Quote the records below in full, exactly as given, with the images taken out.

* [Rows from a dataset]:
##############################

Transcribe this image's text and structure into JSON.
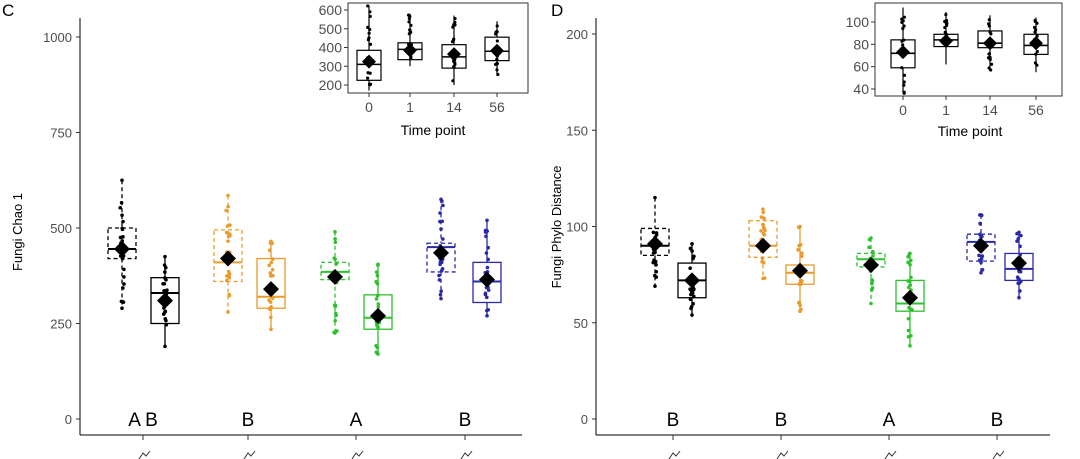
{
  "panels": [
    {
      "letter": "C",
      "chart_data": {
        "type": "box",
        "ylabel": "Fungi Chao 1",
        "ylim": [
          0,
          1050
        ],
        "yticks": [
          0,
          250,
          500,
          750,
          1000
        ],
        "categories": [
          "",
          "",
          "",
          ""
        ],
        "series": [
          {
            "color": "#000000",
            "style": "dashed",
            "median": [
              445
            ],
            "q1": [
              420
            ],
            "q3": [
              500
            ],
            "whisker_low": [
              290
            ],
            "whisker_high": [
              625
            ],
            "mean": [
              445
            ]
          },
          {
            "color": "#000000",
            "style": "solid",
            "median": [
              330
            ],
            "q1": [
              250
            ],
            "q3": [
              370
            ],
            "whisker_low": [
              190
            ],
            "whisker_high": [
              425
            ],
            "mean": [
              310
            ]
          },
          {
            "color": "#E89B2C",
            "style": "dashed",
            "median": [
              410
            ],
            "q1": [
              360
            ],
            "q3": [
              495
            ],
            "whisker_low": [
              280
            ],
            "whisker_high": [
              585
            ],
            "mean": [
              420
            ]
          },
          {
            "color": "#E89B2C",
            "style": "solid",
            "median": [
              320
            ],
            "q1": [
              290
            ],
            "q3": [
              420
            ],
            "whisker_low": [
              235
            ],
            "whisker_high": [
              465
            ],
            "mean": [
              340
            ]
          },
          {
            "color": "#2EC12E",
            "style": "dashed",
            "median": [
              385
            ],
            "q1": [
              365
            ],
            "q3": [
              410
            ],
            "whisker_low": [
              225
            ],
            "whisker_high": [
              490
            ],
            "mean": [
              372
            ]
          },
          {
            "color": "#2EC12E",
            "style": "solid",
            "median": [
              265
            ],
            "q1": [
              235
            ],
            "q3": [
              325
            ],
            "whisker_low": [
              170
            ],
            "whisker_high": [
              405
            ],
            "mean": [
              270
            ]
          },
          {
            "color": "#2A2AA8",
            "style": "dashed",
            "median": [
              450
            ],
            "q1": [
              385
            ],
            "q3": [
              460
            ],
            "whisker_low": [
              315
            ],
            "whisker_high": [
              575
            ],
            "mean": [
              435
            ]
          },
          {
            "color": "#2A2AA8",
            "style": "solid",
            "median": [
              360
            ],
            "q1": [
              305
            ],
            "q3": [
              410
            ],
            "whisker_low": [
              270
            ],
            "whisker_high": [
              520
            ],
            "mean": [
              365
            ]
          }
        ],
        "group_letters": [
          "A B",
          "B",
          "A",
          "B"
        ]
      },
      "inset": {
        "xlabel": "Time point",
        "categories": [
          "0",
          "1",
          "14",
          "56"
        ],
        "yticks": [
          200,
          300,
          400,
          500,
          600
        ],
        "ylim": [
          150,
          640
        ],
        "median": [
          310,
          390,
          350,
          380
        ],
        "q1": [
          225,
          335,
          290,
          330
        ],
        "q3": [
          385,
          425,
          415,
          455
        ],
        "whisker_low": [
          170,
          300,
          200,
          250
        ],
        "whisker_high": [
          625,
          580,
          570,
          540
        ],
        "mean": [
          325,
          385,
          365,
          383
        ]
      }
    },
    {
      "letter": "D",
      "chart_data": {
        "type": "box",
        "ylabel": "Fungi Phylo Distance",
        "ylim": [
          0,
          210
        ],
        "yticks": [
          0,
          50,
          100,
          150,
          200
        ],
        "categories": [
          "",
          "",
          "",
          ""
        ],
        "series": [
          {
            "color": "#000000",
            "style": "dashed",
            "median": [
              90
            ],
            "q1": [
              85
            ],
            "q3": [
              99
            ],
            "whisker_low": [
              69
            ],
            "whisker_high": [
              115
            ],
            "mean": [
              91
            ]
          },
          {
            "color": "#000000",
            "style": "solid",
            "median": [
              72
            ],
            "q1": [
              63
            ],
            "q3": [
              81
            ],
            "whisker_low": [
              54
            ],
            "whisker_high": [
              91
            ],
            "mean": [
              72
            ]
          },
          {
            "color": "#E89B2C",
            "style": "dashed",
            "median": [
              90
            ],
            "q1": [
              84
            ],
            "q3": [
              103
            ],
            "whisker_low": [
              73
            ],
            "whisker_high": [
              109
            ],
            "mean": [
              90
            ]
          },
          {
            "color": "#E89B2C",
            "style": "solid",
            "median": [
              76
            ],
            "q1": [
              70
            ],
            "q3": [
              80
            ],
            "whisker_low": [
              56
            ],
            "whisker_high": [
              100
            ],
            "mean": [
              77
            ]
          },
          {
            "color": "#2EC12E",
            "style": "dashed",
            "median": [
              83
            ],
            "q1": [
              79
            ],
            "q3": [
              86
            ],
            "whisker_low": [
              60
            ],
            "whisker_high": [
              94
            ],
            "mean": [
              80
            ]
          },
          {
            "color": "#2EC12E",
            "style": "solid",
            "median": [
              60
            ],
            "q1": [
              56
            ],
            "q3": [
              72
            ],
            "whisker_low": [
              38
            ],
            "whisker_high": [
              86
            ],
            "mean": [
              63
            ]
          },
          {
            "color": "#2A2AA8",
            "style": "dashed",
            "median": [
              92
            ],
            "q1": [
              82
            ],
            "q3": [
              96
            ],
            "whisker_low": [
              76
            ],
            "whisker_high": [
              106
            ],
            "mean": [
              90
            ]
          },
          {
            "color": "#2A2AA8",
            "style": "solid",
            "median": [
              78
            ],
            "q1": [
              72
            ],
            "q3": [
              86
            ],
            "whisker_low": [
              63
            ],
            "whisker_high": [
              97
            ],
            "mean": [
              81
            ]
          }
        ],
        "group_letters": [
          "B",
          "B",
          "A",
          "B"
        ]
      },
      "inset": {
        "xlabel": "Time point",
        "categories": [
          "0",
          "1",
          "14",
          "56"
        ],
        "yticks": [
          40,
          60,
          80,
          100
        ],
        "ylim": [
          35,
          118
        ],
        "median": [
          72,
          84,
          81,
          79
        ],
        "q1": [
          59,
          78,
          77,
          71
        ],
        "q3": [
          84,
          89,
          92,
          89
        ],
        "whisker_low": [
          36,
          62,
          56,
          55
        ],
        "whisker_high": [
          113,
          109,
          106,
          104
        ],
        "mean": [
          73,
          83,
          81,
          81
        ]
      }
    }
  ]
}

##############################

* [EXPECTED ANSWER]:
Transcribe this image's text and structure into JSON.
{
  "panels": [
    {
      "letter": "C",
      "chart_data": {
        "type": "box",
        "ylabel": "Fungi Chao 1",
        "ylim": [
          0,
          1050
        ],
        "yticks": [
          0,
          250,
          500,
          750,
          1000
        ],
        "categories": [
          "",
          "",
          "",
          ""
        ],
        "series": [
          {
            "color": "#000000",
            "style": "dashed",
            "median": [
              445
            ],
            "q1": [
              420
            ],
            "q3": [
              500
            ],
            "whisker_low": [
              290
            ],
            "whisker_high": [
              625
            ],
            "mean": [
              445
            ]
          },
          {
            "color": "#000000",
            "style": "solid",
            "median": [
              330
            ],
            "q1": [
              250
            ],
            "q3": [
              370
            ],
            "whisker_low": [
              190
            ],
            "whisker_high": [
              425
            ],
            "mean": [
              310
            ]
          },
          {
            "color": "#E89B2C",
            "style": "dashed",
            "median": [
              410
            ],
            "q1": [
              360
            ],
            "q3": [
              495
            ],
            "whisker_low": [
              280
            ],
            "whisker_high": [
              585
            ],
            "mean": [
              420
            ]
          },
          {
            "color": "#E89B2C",
            "style": "solid",
            "median": [
              320
            ],
            "q1": [
              290
            ],
            "q3": [
              420
            ],
            "whisker_low": [
              235
            ],
            "whisker_high": [
              465
            ],
            "mean": [
              340
            ]
          },
          {
            "color": "#2EC12E",
            "style": "dashed",
            "median": [
              385
            ],
            "q1": [
              365
            ],
            "q3": [
              410
            ],
            "whisker_low": [
              225
            ],
            "whisker_high": [
              490
            ],
            "mean": [
              372
            ]
          },
          {
            "color": "#2EC12E",
            "style": "solid",
            "median": [
              265
            ],
            "q1": [
              235
            ],
            "q3": [
              325
            ],
            "whisker_low": [
              170
            ],
            "whisker_high": [
              405
            ],
            "mean": [
              270
            ]
          },
          {
            "color": "#2A2AA8",
            "style": "dashed",
            "median": [
              450
            ],
            "q1": [
              385
            ],
            "q3": [
              460
            ],
            "whisker_low": [
              315
            ],
            "whisker_high": [
              575
            ],
            "mean": [
              435
            ]
          },
          {
            "color": "#2A2AA8",
            "style": "solid",
            "median": [
              360
            ],
            "q1": [
              305
            ],
            "q3": [
              410
            ],
            "whisker_low": [
              270
            ],
            "whisker_high": [
              520
            ],
            "mean": [
              365
            ]
          }
        ],
        "group_letters": [
          "A B",
          "B",
          "A",
          "B"
        ]
      },
      "inset": {
        "xlabel": "Time point",
        "categories": [
          "0",
          "1",
          "14",
          "56"
        ],
        "yticks": [
          200,
          300,
          400,
          500,
          600
        ],
        "ylim": [
          150,
          640
        ],
        "median": [
          310,
          390,
          350,
          380
        ],
        "q1": [
          225,
          335,
          290,
          330
        ],
        "q3": [
          385,
          425,
          415,
          455
        ],
        "whisker_low": [
          170,
          300,
          200,
          250
        ],
        "whisker_high": [
          625,
          580,
          570,
          540
        ],
        "mean": [
          325,
          385,
          365,
          383
        ]
      }
    },
    {
      "letter": "D",
      "chart_data": {
        "type": "box",
        "ylabel": "Fungi Phylo Distance",
        "ylim": [
          0,
          210
        ],
        "yticks": [
          0,
          50,
          100,
          150,
          200
        ],
        "categories": [
          "",
          "",
          "",
          ""
        ],
        "series": [
          {
            "color": "#000000",
            "style": "dashed",
            "median": [
              90
            ],
            "q1": [
              85
            ],
            "q3": [
              99
            ],
            "whisker_low": [
              69
            ],
            "whisker_high": [
              115
            ],
            "mean": [
              91
            ]
          },
          {
            "color": "#000000",
            "style": "solid",
            "median": [
              72
            ],
            "q1": [
              63
            ],
            "q3": [
              81
            ],
            "whisker_low": [
              54
            ],
            "whisker_high": [
              91
            ],
            "mean": [
              72
            ]
          },
          {
            "color": "#E89B2C",
            "style": "dashed",
            "median": [
              90
            ],
            "q1": [
              84
            ],
            "q3": [
              103
            ],
            "whisker_low": [
              73
            ],
            "whisker_high": [
              109
            ],
            "mean": [
              90
            ]
          },
          {
            "color": "#E89B2C",
            "style": "solid",
            "median": [
              76
            ],
            "q1": [
              70
            ],
            "q3": [
              80
            ],
            "whisker_low": [
              56
            ],
            "whisker_high": [
              100
            ],
            "mean": [
              77
            ]
          },
          {
            "color": "#2EC12E",
            "style": "dashed",
            "median": [
              83
            ],
            "q1": [
              79
            ],
            "q3": [
              86
            ],
            "whisker_low": [
              60
            ],
            "whisker_high": [
              94
            ],
            "mean": [
              80
            ]
          },
          {
            "color": "#2EC12E",
            "style": "solid",
            "median": [
              60
            ],
            "q1": [
              56
            ],
            "q3": [
              72
            ],
            "whisker_low": [
              38
            ],
            "whisker_high": [
              86
            ],
            "mean": [
              63
            ]
          },
          {
            "color": "#2A2AA8",
            "style": "dashed",
            "median": [
              92
            ],
            "q1": [
              82
            ],
            "q3": [
              96
            ],
            "whisker_low": [
              76
            ],
            "whisker_high": [
              106
            ],
            "mean": [
              90
            ]
          },
          {
            "color": "#2A2AA8",
            "style": "solid",
            "median": [
              78
            ],
            "q1": [
              72
            ],
            "q3": [
              86
            ],
            "whisker_low": [
              63
            ],
            "whisker_high": [
              97
            ],
            "mean": [
              81
            ]
          }
        ],
        "group_letters": [
          "B",
          "B",
          "A",
          "B"
        ]
      },
      "inset": {
        "xlabel": "Time point",
        "categories": [
          "0",
          "1",
          "14",
          "56"
        ],
        "yticks": [
          40,
          60,
          80,
          100
        ],
        "ylim": [
          35,
          118
        ],
        "median": [
          72,
          84,
          81,
          79
        ],
        "q1": [
          59,
          78,
          77,
          71
        ],
        "q3": [
          84,
          89,
          92,
          89
        ],
        "whisker_low": [
          36,
          62,
          56,
          55
        ],
        "whisker_high": [
          113,
          109,
          106,
          104
        ],
        "mean": [
          73,
          83,
          81,
          81
        ]
      }
    }
  ]
}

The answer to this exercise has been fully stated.